• _What you have to do_
Copy the records word for word, starting at the very beginning and stopping after the line that contains "pizza-image (20, 272, 143, 394)".
Start of Data to process
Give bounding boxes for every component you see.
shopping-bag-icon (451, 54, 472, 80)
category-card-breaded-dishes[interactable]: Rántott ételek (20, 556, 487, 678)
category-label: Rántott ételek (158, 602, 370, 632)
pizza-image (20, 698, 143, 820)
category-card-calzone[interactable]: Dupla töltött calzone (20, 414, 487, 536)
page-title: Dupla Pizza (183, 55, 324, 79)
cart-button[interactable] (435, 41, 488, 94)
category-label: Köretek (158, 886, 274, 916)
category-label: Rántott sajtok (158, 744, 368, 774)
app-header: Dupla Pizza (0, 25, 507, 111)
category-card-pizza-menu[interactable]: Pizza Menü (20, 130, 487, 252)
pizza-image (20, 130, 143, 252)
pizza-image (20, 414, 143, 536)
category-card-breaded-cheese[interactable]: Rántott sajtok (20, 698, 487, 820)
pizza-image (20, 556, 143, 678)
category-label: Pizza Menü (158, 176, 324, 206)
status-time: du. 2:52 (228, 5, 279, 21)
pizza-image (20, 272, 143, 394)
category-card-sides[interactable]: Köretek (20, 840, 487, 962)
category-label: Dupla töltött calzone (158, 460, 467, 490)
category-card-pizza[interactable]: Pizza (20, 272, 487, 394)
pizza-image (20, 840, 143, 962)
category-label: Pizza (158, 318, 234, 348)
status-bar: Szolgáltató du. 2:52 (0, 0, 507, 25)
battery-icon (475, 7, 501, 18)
End of Data to process
• _Full response_
Give bounding boxes for every component you see.
shopping-bag-icon (451, 54, 472, 80)
category-card-breaded-dishes[interactable]: Rántott ételek (20, 556, 487, 678)
category-label: Rántott ételek (158, 602, 370, 632)
pizza-image (20, 698, 143, 820)
category-card-calzone[interactable]: Dupla töltött calzone (20, 414, 487, 536)
page-title: Dupla Pizza (183, 55, 324, 79)
cart-button[interactable] (435, 41, 488, 94)
category-label: Köretek (158, 886, 274, 916)
category-label: Rántott sajtok (158, 744, 368, 774)
app-header: Dupla Pizza (0, 25, 507, 111)
category-card-pizza-menu[interactable]: Pizza Menü (20, 130, 487, 252)
pizza-image (20, 130, 143, 252)
pizza-image (20, 414, 143, 536)
category-card-breaded-cheese[interactable]: Rántott sajtok (20, 698, 487, 820)
pizza-image (20, 556, 143, 678)
category-label: Pizza Menü (158, 176, 324, 206)
status-time: du. 2:52 (228, 5, 279, 21)
pizza-image (20, 272, 143, 394)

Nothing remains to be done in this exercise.